__GIVEN PASSAGE__.
# Part of aging, or is something wrong?



## Rosewood (Oct 7, 2010)

Well, I have a little show type siamese girl called Duchess.

When I first got her (Nov 2nd 2010), she had brown points in the usual places, but over the course of the past month, she has gained brown patches all over. I went away and came back and found she had gained one over her head, and at first I thought she was a different mouse. Now, she has the patches all over the upper part of her body and I'm wondering what on earth they mean. Is it aging, is she losing fur (I can't see any lost fur in her tank), is her diet lacking something, what is it, does anyone have the slightest clue?

When I got her, she also had the smallest hump on her back. It never stopped her doing anything, but it did worry me a little. She still has it and it still doesn't stop her, but some of the others I got with her have picked it up. I have a little family of blacks (Sirius, Ciar and Bellatrix) and so far only the doe is still alive, but she has gained a similar hump, as did at least one of her brothers, and after a few days of gaining this hump, he died. She is still alive, but appears somewhat weak.

I'm at a complete loss of what to do. Anyone's help and advice would be much appreciated!


----------



## SarahC (Oct 3, 2008)

I would like to see a picture of the humps/lumps before passing comment.The brown patches are simply moult marks which siamese suffer badly from.All mice get them but some such as blacks don't show them up.I have silver greys which also suffer badly from them.Sometimes referred to as being in two coats because that is literally what it is.The mouse has moulted unevenly and the old coat remains in parts along with the newly grown coat and alas the colour does not match.Selecting breeding stock that don't suffer to much and trying to keep the mice in cool non fluctuating temperatures are all you can do.


----------



## Rosewood (Oct 7, 2010)

I don't really have any earlier pictures, just ones from the breeder I got them from, but I'll try and get some pictures of both of them asap for you Sarah.


----------



## Kallan (Aug 16, 2009)

The different coloured patches are her moulting. Agree with Sarah about pictures of the bump!


----------

__EXPLORE THE MATERIAL__.
1. Translate the following sentence from the forum thread about the Siamese mouse into Spanish: "When I got her, she also had the smallest hump on her back."
2. Repeat verbatim the portion of the forum thread about the Siamese mouse starting with "When I got her, she" and going on through "be much appreciated!".

__ENTRIES PROVIDED__.
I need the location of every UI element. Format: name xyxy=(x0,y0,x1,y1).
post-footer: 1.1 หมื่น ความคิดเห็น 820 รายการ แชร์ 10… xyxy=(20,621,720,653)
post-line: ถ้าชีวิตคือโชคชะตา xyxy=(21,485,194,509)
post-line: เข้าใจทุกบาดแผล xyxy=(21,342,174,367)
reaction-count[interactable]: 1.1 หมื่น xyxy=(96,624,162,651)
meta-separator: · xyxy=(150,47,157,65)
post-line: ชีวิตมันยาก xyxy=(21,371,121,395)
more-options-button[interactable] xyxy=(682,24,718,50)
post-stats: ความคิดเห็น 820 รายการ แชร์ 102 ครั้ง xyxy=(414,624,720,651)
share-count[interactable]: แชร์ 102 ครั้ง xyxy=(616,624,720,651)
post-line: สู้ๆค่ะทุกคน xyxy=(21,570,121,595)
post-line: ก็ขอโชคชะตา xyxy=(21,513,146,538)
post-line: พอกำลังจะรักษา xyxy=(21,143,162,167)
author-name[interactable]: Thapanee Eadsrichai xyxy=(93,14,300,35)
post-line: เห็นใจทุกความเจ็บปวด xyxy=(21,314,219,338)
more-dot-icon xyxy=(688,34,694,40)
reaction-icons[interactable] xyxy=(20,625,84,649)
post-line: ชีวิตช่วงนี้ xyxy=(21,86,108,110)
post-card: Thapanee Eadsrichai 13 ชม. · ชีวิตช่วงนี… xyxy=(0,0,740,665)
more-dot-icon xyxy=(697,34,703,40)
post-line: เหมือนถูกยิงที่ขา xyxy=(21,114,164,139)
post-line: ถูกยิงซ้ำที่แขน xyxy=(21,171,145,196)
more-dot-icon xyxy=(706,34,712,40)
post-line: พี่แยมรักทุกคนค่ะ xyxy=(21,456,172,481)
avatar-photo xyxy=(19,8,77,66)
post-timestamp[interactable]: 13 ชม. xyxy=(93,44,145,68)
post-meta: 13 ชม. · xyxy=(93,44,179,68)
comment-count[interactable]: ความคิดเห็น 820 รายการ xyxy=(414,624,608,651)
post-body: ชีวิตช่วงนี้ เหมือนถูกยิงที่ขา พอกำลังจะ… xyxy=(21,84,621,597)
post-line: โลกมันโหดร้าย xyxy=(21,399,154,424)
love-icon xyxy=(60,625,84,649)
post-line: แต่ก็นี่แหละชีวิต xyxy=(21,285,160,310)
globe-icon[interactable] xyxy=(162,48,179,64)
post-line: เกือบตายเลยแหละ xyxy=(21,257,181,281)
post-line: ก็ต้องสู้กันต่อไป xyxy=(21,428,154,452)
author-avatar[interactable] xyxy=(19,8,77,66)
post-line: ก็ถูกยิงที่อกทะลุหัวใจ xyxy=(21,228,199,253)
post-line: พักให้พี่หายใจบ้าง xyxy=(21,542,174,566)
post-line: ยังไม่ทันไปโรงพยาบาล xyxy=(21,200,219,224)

__TASK RESULTS__.
1. Cuando la adquirí, también tenía una joroba pequeñísima en el lomo.

2.
When I got her, she also had the smallest hump on her back. It never stopped her doing anything, but it did worry me a little. She still has it and it still doesn't stop her, but some of the others I got with her have picked it up. I have a little family of blacks (Sirius, Ciar and Bellatrix) and so far only the doe is still alive, but she has gained a similar hump, as did at least one of her brothers, and after a few days of gaining this hump, he died. She is still alive, but appears somewhat weak.

I'm at a complete loss of what to do. Anyone's help and advice would be much appreciated!